First part of lecture notes on prophet inequality and secretary problem is by Anupam Gupta (CMU)

Prophet inequalities and Secretary problems are 2 classes of problem where online decision-making meets stochasticity: in the first set of problems the inputs are random variables, whereas in the second one the inputs are worst-case but revealed to the algorithm (aka decision maker) in random order.

Here are some results, proofs and techniques about them.

The Prophet Inequality

在之前的算法博弈论课上学过，具体可以参考我的对应课堂笔记

$n$ random variables $X_1,\cdots,X_n$ . We know their distributions up-front, but not their realizations. The realizations are revealed one-by-one.

We want to give a strategy that, upon seeing the value $X_i$ decides either to choose $i$ in which case we get reward $X_i$ and the process stops. Or we can pass, in which case we move on to the next random variables, and are not allowed to come back to $i$ every again. We want to maximize our expected reward. If $X_\max=\max\{X_1,X_2,\cdots,X_n\}$ , it is clear that our reward can’t exceed $\mathbb E[X_\max]$ .

Theorem 1 by Krengel, Sucheston and Garling. There exists a strategy with expected reward $\frac{1}{2}\mathbb E[X_\max]$ .

Let $\tau$ be the median of the distribution of $X_\max$ , i.e., $\Pr[X_\max\ge\tau]=1/2$ .
Now the strategy is simple: pick the first $X_i$ which exceeds $\tau$ . Clearly, we will pick an item with probability exactly $1\over2$ , then notice that
$\mathbb E[X_\max]\le\tau+\mathbb E[(X_\max-\tau)^+]\\ \le\tau+\mathbb E[\sum_{i=1}^n(X_i-\tau)^+].$
Then for algorithm:
$ALG\ge\tau\cdot\Pr[X_\max\ge\tau]+\sum_{i=1}^n\mathbb E[(X_i-\tau)^+]\cdot\Pr[\bigwedge_{j\le i}(X_j\lt\tau)]\\ \ge\tau\cdot\Pr[X_\max\ge\tau]+\sum_{i=1}^n\mathbb E[(X_i-\tau)^+]\cdot\Pr[X_\max\lt\tau]$
By letting $\Pr[X_\max\lt\tau]=\Pr[X_\max\ge\tau]=1/2$ , we have
$ALG\ge\frac{1}{2}\mathbb E[X_\max]$

The proof is beautiful, but hard to generalize. What if we can choose $k$ variables?

There are LP-based version of proof, which can be generalized:

Define $p_i$ as the probability that element $X_i$ takes on the highest value. Hence $\sum_ip_i=1$ . Moreover, suppose $\tau_i$ is s.t. $\Pr[X_i\ge\tau_i]=p_i$ , i.e., the $p_i$ -th percentile for $X_i$ . Define
$v_i(p_i)=\mathbb E[X_i|X_i\ge\tau_i]$
as value of $X_i$ conditioned on it lying in the top $p_i$ -th percentile. Clearly, $\mathbb E[X_\max]\le\sum_iv_i(p_i)\cdot p_i$ .
A simpler weaker bound. Here’s a simple algorithm that gets value $\frac{1}{4}\sum_iv_i(p_i)\cdot p_i\ge\frac{1}{4}\mathbb E[X_\max]$ .
------
> OBJECTIVE A: Determine whether each statement below agrees with the notes on prophet inequalities. For each statement, answer yes or no and quote the deciding words of the notes. (i) In secretary problems, the inputs are random variables. (ii) The strategy for Theorem 1 chooses the first variable whose value exceeds the median of the distribution of the maximum. (iii) The notes describe the proof of Theorem 1 as easy to generalize.
------
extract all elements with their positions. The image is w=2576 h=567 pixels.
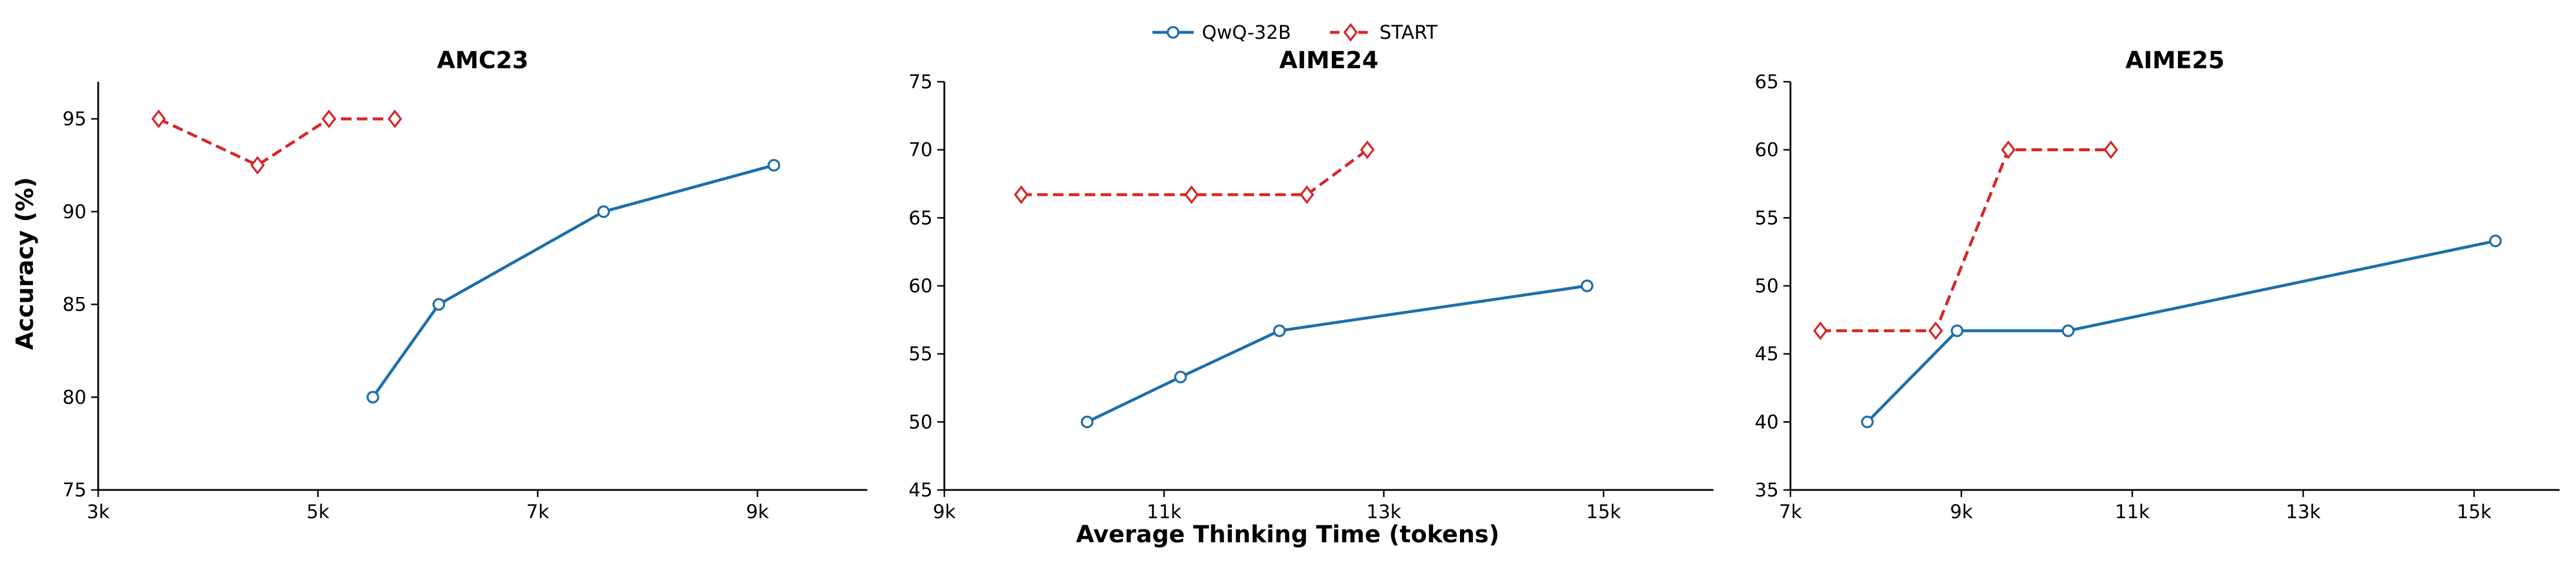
y-tick-label: 50 <box>908 411 933 433</box>
series-qwq-32b-point <box>2489 234 2502 248</box>
y-tick-label: 65 <box>908 206 933 229</box>
y-tick-label: 60 <box>908 275 933 297</box>
panel-title: AIME25 <box>2126 47 2225 74</box>
chart-panels: AMC23 75 80 85 90 95 3k 5k 7k 9k AIME24 45 50 55 60 65 7… <box>62 47 2560 523</box>
y-tick-label: 90 <box>62 201 86 223</box>
y-tick-label: 65 <box>1755 71 1779 93</box>
series-qwq-32b <box>366 159 780 404</box>
series-start-point <box>151 109 166 128</box>
series-qwq-32b-point <box>1174 371 1187 383</box>
series-start-point <box>1014 185 1029 204</box>
x-tick-label: 7k <box>526 501 549 523</box>
series-start <box>1813 140 2119 341</box>
x-tick-label: 11k <box>1147 501 1182 523</box>
chart-panel-amc23: AMC23 75 80 85 90 95 3k 5k 7k 9k <box>62 47 867 523</box>
x-tick-label: 11k <box>2115 501 2150 523</box>
panel-title: AIME24 <box>1279 47 1379 74</box>
y-tick-label: 70 <box>908 139 933 161</box>
series-qwq-32b-point <box>1861 415 1874 429</box>
x-tick-label: 5k <box>306 501 329 523</box>
series-qwq-32b <box>1081 279 1593 429</box>
series-start-point <box>250 156 265 175</box>
x-tick-label: 9k <box>746 501 769 523</box>
series-start-point <box>1813 321 1828 341</box>
x-tick-label: 3k <box>87 501 110 523</box>
y-tick-label: 55 <box>1755 206 1779 229</box>
series-start-point <box>1360 140 1375 159</box>
series-qwq-32b-point <box>597 205 610 218</box>
series-start-point <box>1184 185 1199 204</box>
series-start-point <box>387 109 402 128</box>
series-start-line <box>1021 148 1368 196</box>
y-tick-label: 75 <box>908 71 933 93</box>
chart-panel-aime24: AIME24 45 50 55 60 65 70 75 9k 11k 13k 15k <box>908 47 1713 523</box>
x-tick-label: 15k <box>1586 501 1622 523</box>
series-start-point <box>1299 185 1314 204</box>
series-qwq-32b-line <box>372 164 774 398</box>
series-qwq-32b-point <box>1081 415 1094 429</box>
y-tick-label: 55 <box>908 343 933 365</box>
chart-panel-aime25: AIME25 35 40 45 50 55 60 65 7k 9k 11k 13k 15k <box>1755 47 2560 523</box>
x-tick-label: 13k <box>2286 501 2321 523</box>
series-start <box>151 109 402 175</box>
y-axis-title: Accuracy (%) <box>12 177 39 350</box>
x-tick-label: 13k <box>1366 501 1402 523</box>
panel-title: AMC23 <box>437 47 529 74</box>
series-qwq-32b-point <box>366 391 379 404</box>
series-start-point <box>1928 321 1943 341</box>
series-qwq-32b-point <box>1950 324 1964 338</box>
series-qwq-32b-line <box>1086 284 1588 423</box>
x-tick-label: 9k <box>933 501 956 523</box>
series-qwq-32b-point <box>1581 279 1593 292</box>
series-start <box>1014 140 1375 204</box>
legend-label: START <box>1379 21 1438 44</box>
y-tick-label: 85 <box>62 293 86 316</box>
x-tick-label: 9k <box>1950 501 1973 523</box>
series-start-point <box>322 109 336 128</box>
series-start-line <box>158 117 395 167</box>
series-start-line <box>1820 148 2111 332</box>
series-qwq-32b-point <box>432 298 446 311</box>
legend: QwQ-32B START <box>1152 21 1438 44</box>
series-qwq-32b-point <box>1273 324 1286 338</box>
y-tick-label: 95 <box>62 108 86 130</box>
series-qwq-32b-point <box>767 159 780 172</box>
y-tick-label: 45 <box>908 479 933 501</box>
series-start-point <box>2001 140 2016 159</box>
x-tick-label: 7k <box>1779 501 1802 523</box>
y-tick-label: 35 <box>1755 479 1779 501</box>
y-tick-label: 60 <box>1755 139 1779 161</box>
series-start-point <box>2103 140 2119 159</box>
y-tick-label: 40 <box>1755 411 1779 433</box>
legend-label: QwQ-32B <box>1202 21 1291 44</box>
legend-item-qwq-32b: QwQ-32B <box>1152 21 1291 44</box>
legend-marker <box>1167 26 1180 39</box>
x-axis-title: Average Thinking Time (tokens) <box>1076 521 1499 548</box>
series-qwq-32b-line <box>1866 239 2496 423</box>
y-tick-label: 80 <box>62 386 86 408</box>
series-qwq-32b <box>1861 234 2502 429</box>
series-qwq-32b-point <box>2062 324 2075 338</box>
y-tick-label: 50 <box>1755 275 1779 297</box>
legend-item-start: START <box>1330 21 1438 44</box>
y-tick-label: 45 <box>1755 343 1779 365</box>
legend-marker <box>1343 23 1358 42</box>
y-tick-label: 75 <box>62 479 86 501</box>
x-tick-label: 15k <box>2457 501 2492 523</box>
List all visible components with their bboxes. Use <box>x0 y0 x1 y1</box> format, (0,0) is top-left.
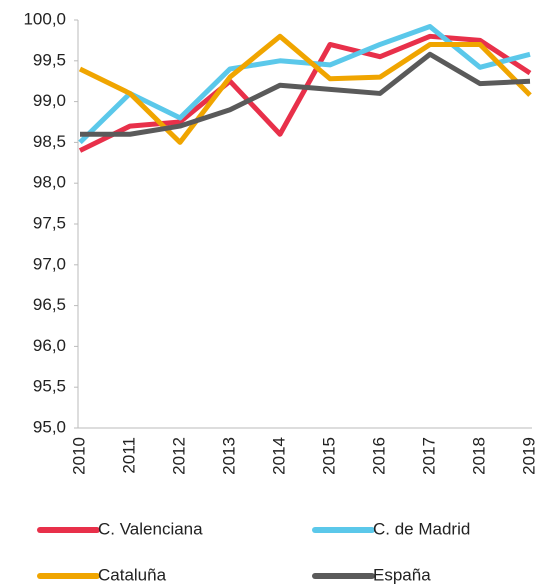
x-tick-label: 2011 <box>119 437 138 474</box>
y-tick-label: 99,0 <box>33 91 66 110</box>
series-line <box>78 33 532 145</box>
y-tick-label: 96,0 <box>33 336 66 355</box>
y-tick-label: 97,5 <box>33 213 66 232</box>
y-tick-label: 98,5 <box>33 132 66 151</box>
x-tick-label: 2017 <box>419 437 438 475</box>
x-tick-label: 2013 <box>219 437 238 475</box>
x-tick-label: 2018 <box>469 437 488 475</box>
series-line <box>80 51 531 137</box>
y-tick-label: 100,0 <box>23 9 66 28</box>
x-tick-label: 2012 <box>169 437 188 475</box>
legend-label: España <box>373 565 431 584</box>
y-tick-label: 96,5 <box>33 295 66 314</box>
legend-label: C. de Madrid <box>373 519 470 538</box>
y-tick-label: 97,0 <box>33 254 66 273</box>
y-tick-label: 98,0 <box>33 173 66 192</box>
y-tick-label: 95,5 <box>33 377 66 396</box>
x-tick-label: 2014 <box>269 437 288 475</box>
x-tick-label: 2016 <box>369 437 388 475</box>
y-tick-label: 99,5 <box>33 50 66 69</box>
legend-label: Cataluña <box>98 565 167 584</box>
legend-label: C. Valenciana <box>98 519 203 538</box>
y-tick-label: 95,0 <box>33 417 66 436</box>
x-tick-label: 2010 <box>69 437 88 475</box>
x-tick-label: 2019 <box>519 437 538 475</box>
x-tick-label: 2015 <box>319 437 338 475</box>
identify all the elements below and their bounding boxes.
------
> OBJECTIVE B: Tally the lines of the entries that contain the string "title", counting only matches with the same case. Give only the number.

> FINAL ANSWER A:
(i) No: "in the second one the inputs are worst-case but revealed to the algorithm (aka decision maker) in random order."
(ii) Yes: "Let $\tau$ be the median of the distribution of $X_\max$" and "pick the first $X_i$ which exceeds $\tau$."
(iii) No: "The proof is beautiful, but hard to generalize."

> FINAL ANSWER B: 5